(Figure contents as structured data)
----------------
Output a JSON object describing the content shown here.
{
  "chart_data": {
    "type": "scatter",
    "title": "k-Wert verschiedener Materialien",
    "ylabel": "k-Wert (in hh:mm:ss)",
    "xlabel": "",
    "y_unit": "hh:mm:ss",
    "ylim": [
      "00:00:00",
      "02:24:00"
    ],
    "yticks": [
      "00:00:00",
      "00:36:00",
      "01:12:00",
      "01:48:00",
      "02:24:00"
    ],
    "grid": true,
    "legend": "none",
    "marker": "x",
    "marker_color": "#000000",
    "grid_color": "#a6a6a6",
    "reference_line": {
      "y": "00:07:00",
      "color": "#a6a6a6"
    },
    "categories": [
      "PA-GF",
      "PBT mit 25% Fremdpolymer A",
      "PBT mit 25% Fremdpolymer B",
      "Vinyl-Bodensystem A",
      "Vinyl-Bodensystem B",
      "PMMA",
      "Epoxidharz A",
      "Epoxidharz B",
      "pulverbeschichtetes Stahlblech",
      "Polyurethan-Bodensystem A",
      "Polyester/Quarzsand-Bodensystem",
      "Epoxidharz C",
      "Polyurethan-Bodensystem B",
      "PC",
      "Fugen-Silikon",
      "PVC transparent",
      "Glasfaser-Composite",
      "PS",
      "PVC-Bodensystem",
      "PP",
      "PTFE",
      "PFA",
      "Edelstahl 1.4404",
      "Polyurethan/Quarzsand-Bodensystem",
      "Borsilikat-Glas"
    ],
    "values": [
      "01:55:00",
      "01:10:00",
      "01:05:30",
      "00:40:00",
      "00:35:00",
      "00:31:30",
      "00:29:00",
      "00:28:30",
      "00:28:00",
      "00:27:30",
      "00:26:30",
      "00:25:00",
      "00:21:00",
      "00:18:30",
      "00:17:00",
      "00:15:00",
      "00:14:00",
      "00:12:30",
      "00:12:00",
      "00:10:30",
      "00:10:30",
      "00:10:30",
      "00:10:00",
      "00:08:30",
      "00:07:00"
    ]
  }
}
----------------
AIM OF THE TASK -
Copy every line of the material in which the word "Vinyl" occurs.

REPLY -
      "Vinyl-Bodensystem A",
      "Vinyl-Bodensystem B",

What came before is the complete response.